==== Records provided

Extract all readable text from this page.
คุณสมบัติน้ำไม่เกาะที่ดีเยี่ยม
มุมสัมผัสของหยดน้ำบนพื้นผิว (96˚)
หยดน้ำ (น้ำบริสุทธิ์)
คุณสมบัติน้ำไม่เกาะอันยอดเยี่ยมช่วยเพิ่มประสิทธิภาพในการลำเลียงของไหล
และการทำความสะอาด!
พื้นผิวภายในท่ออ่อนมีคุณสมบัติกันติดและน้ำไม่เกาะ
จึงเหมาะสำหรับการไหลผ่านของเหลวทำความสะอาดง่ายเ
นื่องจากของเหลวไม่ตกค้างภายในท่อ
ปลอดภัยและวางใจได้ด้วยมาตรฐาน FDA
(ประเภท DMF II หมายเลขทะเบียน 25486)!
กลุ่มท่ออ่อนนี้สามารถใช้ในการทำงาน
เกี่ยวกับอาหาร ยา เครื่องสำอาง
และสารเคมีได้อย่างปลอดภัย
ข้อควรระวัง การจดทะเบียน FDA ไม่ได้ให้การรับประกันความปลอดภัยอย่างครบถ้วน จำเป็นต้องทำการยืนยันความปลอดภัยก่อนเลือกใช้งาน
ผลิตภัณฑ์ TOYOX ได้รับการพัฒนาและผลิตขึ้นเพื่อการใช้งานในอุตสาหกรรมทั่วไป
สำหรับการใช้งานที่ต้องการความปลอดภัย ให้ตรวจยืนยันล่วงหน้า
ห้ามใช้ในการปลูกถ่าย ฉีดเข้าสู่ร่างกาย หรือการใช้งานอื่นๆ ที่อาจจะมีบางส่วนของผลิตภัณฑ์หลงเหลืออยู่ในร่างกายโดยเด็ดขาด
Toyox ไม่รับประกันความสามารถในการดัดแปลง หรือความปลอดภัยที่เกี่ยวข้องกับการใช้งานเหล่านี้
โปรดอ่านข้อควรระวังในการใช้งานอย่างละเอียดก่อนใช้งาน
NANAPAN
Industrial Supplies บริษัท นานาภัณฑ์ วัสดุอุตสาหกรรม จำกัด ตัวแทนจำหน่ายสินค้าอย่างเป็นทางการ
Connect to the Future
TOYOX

========

§ **Exercise aim**:
The lines above form a set of records; determine how many of them contain the string "อการใช" and give that number alone.

§ **Finished exercise**:
2